::: PASSAGE TO READ

If the transformation is vector valued, that is y = c(y1, ..., yn) = g(c(x1, ..., xn)), then each component of y shall exclusively depend on the corresponding component of x. So y[i] = g[i](x[i]) for some implicit function g[i].

Builtins:

  • tan:g(x) = atan(x) = y
  • ratio:g(x) = x/abs(x + sign(x))= y withsign(0) == 1

See Also

nint_integrate, nint_space, fisherI

Examples

Run this code
## builtins
f = sin
s = nint_space(nint_intvDim(pi/4, 3*pi/4))
nint_integrate(f, s)

tt = nint_transform(f, s, 1, 'tan')
tt$space
nint_integrate(tt$f, tt$space)

tt = nint_transform(f, s, 1, 'ratio')
tt$space
nint_integrate(tt$f, tt$space)


## probability integral transform
tt = nint_transform(f, s, 1, list(
    g=pnorm,
    gij=function(x) { t1 = qnorm(x); cbind(t1, 1/dnorm(t1)) })
)
tt$space
nint_integrate(tt$f, tt$space)


## infinite limitis
f = function(x) prod(1/(1 + x**2))

::::::
::: DATASET EXCERPTS

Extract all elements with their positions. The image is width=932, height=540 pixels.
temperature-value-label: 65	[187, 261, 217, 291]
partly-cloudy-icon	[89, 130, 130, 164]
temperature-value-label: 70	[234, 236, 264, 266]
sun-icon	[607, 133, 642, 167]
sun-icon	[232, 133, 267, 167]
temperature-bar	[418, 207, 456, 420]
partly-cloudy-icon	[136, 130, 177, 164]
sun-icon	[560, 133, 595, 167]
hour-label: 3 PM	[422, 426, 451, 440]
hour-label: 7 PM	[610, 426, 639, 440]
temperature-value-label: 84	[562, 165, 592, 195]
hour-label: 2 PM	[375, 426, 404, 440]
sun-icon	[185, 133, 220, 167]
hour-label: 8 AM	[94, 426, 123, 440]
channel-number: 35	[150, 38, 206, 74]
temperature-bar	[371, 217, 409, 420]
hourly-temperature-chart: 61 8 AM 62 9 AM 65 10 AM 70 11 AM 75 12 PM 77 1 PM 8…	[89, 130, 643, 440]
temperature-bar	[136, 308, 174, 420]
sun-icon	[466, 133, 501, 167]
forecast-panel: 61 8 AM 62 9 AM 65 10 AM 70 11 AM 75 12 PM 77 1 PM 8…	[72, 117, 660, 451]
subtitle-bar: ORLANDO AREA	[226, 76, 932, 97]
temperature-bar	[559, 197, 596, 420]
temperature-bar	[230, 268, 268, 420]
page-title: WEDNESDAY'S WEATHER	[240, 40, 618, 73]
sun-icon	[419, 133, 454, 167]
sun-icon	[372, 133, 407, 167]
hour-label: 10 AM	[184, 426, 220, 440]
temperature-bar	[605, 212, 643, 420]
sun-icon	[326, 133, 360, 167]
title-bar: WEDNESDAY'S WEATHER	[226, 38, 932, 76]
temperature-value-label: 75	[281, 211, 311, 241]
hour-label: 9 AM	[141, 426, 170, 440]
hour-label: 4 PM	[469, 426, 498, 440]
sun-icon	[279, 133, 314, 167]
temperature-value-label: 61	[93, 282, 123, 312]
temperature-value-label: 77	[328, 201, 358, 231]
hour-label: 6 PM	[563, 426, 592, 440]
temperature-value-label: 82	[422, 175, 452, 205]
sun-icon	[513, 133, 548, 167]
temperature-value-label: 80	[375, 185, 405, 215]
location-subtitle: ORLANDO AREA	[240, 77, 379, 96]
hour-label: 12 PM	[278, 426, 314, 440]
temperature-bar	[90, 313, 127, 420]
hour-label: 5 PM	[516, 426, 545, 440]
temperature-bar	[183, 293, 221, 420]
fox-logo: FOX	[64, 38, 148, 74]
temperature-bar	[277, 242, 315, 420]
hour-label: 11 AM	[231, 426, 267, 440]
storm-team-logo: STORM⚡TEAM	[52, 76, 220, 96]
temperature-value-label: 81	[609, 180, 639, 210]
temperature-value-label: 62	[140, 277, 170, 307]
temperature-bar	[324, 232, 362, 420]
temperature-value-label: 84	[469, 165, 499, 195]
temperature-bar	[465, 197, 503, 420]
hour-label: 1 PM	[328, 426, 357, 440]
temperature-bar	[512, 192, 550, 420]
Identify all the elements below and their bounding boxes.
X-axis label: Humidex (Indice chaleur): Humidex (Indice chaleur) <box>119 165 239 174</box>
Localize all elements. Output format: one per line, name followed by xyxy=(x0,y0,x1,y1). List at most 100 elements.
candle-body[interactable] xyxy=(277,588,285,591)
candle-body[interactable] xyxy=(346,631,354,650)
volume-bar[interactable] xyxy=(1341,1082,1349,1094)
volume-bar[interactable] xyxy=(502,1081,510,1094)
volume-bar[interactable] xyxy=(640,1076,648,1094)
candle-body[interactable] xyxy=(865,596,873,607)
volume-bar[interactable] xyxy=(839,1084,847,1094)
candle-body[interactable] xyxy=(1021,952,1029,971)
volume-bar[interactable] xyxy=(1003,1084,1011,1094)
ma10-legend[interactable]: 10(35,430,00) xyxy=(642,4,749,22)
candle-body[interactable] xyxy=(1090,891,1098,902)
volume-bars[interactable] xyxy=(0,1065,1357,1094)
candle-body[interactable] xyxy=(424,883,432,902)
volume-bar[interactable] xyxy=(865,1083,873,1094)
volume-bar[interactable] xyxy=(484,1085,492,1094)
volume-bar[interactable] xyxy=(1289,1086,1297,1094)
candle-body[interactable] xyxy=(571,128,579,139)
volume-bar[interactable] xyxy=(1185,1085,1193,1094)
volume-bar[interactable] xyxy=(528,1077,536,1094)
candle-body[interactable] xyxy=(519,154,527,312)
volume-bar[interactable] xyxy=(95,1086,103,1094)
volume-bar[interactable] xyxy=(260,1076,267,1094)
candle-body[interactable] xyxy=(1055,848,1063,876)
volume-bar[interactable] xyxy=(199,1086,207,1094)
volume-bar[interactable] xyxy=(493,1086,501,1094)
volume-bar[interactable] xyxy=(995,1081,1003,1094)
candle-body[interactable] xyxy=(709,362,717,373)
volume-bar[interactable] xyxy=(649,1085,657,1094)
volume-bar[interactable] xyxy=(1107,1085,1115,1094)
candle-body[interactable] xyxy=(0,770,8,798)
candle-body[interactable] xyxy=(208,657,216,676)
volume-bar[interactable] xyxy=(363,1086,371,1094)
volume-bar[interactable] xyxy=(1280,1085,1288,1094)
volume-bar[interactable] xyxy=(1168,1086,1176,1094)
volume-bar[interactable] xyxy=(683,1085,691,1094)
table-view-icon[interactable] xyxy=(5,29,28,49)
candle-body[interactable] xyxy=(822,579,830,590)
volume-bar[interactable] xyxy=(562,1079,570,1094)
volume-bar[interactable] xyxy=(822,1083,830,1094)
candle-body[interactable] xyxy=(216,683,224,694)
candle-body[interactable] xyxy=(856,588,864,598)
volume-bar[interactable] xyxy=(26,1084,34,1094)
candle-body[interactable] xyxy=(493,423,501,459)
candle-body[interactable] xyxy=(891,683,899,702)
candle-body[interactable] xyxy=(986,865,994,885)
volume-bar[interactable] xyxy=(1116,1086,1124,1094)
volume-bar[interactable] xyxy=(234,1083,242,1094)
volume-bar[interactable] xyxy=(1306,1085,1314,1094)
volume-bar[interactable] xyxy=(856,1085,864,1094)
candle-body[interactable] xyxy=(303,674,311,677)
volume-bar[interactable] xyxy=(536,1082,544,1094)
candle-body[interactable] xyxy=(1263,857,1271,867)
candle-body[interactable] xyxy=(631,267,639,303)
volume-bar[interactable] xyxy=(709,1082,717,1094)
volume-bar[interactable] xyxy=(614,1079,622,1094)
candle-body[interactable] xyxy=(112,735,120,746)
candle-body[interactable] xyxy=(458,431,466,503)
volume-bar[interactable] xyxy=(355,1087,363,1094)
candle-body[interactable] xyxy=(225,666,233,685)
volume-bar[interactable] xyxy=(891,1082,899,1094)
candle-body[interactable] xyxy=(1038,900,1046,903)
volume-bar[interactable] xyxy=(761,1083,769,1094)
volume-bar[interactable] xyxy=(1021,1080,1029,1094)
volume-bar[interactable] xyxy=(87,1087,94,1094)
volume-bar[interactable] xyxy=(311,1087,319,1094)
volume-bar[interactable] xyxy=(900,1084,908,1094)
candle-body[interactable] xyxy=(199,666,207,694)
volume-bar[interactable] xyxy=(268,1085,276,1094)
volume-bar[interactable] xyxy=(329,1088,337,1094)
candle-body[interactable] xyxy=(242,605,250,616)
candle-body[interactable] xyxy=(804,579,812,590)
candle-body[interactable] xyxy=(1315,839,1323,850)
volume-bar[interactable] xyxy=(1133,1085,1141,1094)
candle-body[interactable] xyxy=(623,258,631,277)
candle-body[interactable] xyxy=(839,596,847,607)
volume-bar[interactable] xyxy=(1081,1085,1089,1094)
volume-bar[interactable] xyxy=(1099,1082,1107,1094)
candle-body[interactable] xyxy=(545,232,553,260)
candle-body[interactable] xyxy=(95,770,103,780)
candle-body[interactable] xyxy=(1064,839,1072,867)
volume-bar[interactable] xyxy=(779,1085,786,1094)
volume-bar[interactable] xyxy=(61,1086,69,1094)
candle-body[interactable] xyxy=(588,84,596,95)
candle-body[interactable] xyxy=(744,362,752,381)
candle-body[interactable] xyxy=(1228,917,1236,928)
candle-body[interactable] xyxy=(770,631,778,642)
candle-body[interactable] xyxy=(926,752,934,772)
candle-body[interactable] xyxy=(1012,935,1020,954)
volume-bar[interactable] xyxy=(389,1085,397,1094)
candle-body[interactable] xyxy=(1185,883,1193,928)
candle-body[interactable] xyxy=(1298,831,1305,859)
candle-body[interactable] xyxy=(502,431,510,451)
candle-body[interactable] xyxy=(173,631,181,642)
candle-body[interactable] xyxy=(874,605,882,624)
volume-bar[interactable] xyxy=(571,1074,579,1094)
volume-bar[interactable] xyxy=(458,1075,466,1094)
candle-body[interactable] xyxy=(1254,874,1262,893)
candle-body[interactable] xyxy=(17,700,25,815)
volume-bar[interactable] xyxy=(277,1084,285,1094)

::::::

▶ _DIRECTIONS_
1) Translate this sentence from the transformation documentation into Spanish: "If the transformation is vector valued, that is y = c(y1, ..., yn) = g(c(x1, ..., xn)), then each component of y shall exclusively depend on the corresponding component of x."
2) Write the next part of the transformation documentation, picking up after its final line.

▶ _RESPONSES BY TASK_
1) Si la transformación es de valor vectorial, es decir, y = c(y1, ..., yn) = g(c(x1, ..., xn)), entonces cada componente de y dependerá exclusivamente del componente correspondiente de x.

2)
s = nint_space(nint_intvDim(-1, Inf),
               nint_intvDim(-Inf, Inf))
s

nint_integrate(f, s) # stats::integrate takes care of Inf limits

tt = nint_transform(f, s, 1:2, 'tan')
tt$space
nint_integrate(tt$f, tt$space)

tt = nint_transform(f, s, 1:2, 'ratio')
tt$space
nint_integrate(tt$f, tt$space)

## probability integral transform
tt = nint_transform(f, s, 1:2, list(
    g=pnorm,
    gij=function(x) { t1 = qnorm(x); cbind(t1, 1/dnorm(t1)) })
)
tt$space
#nint_integrate(tt$f, tt$space) # Do you dare?

## The probability integral transform was used many times with fisherI,
## always with great success and considerable gains.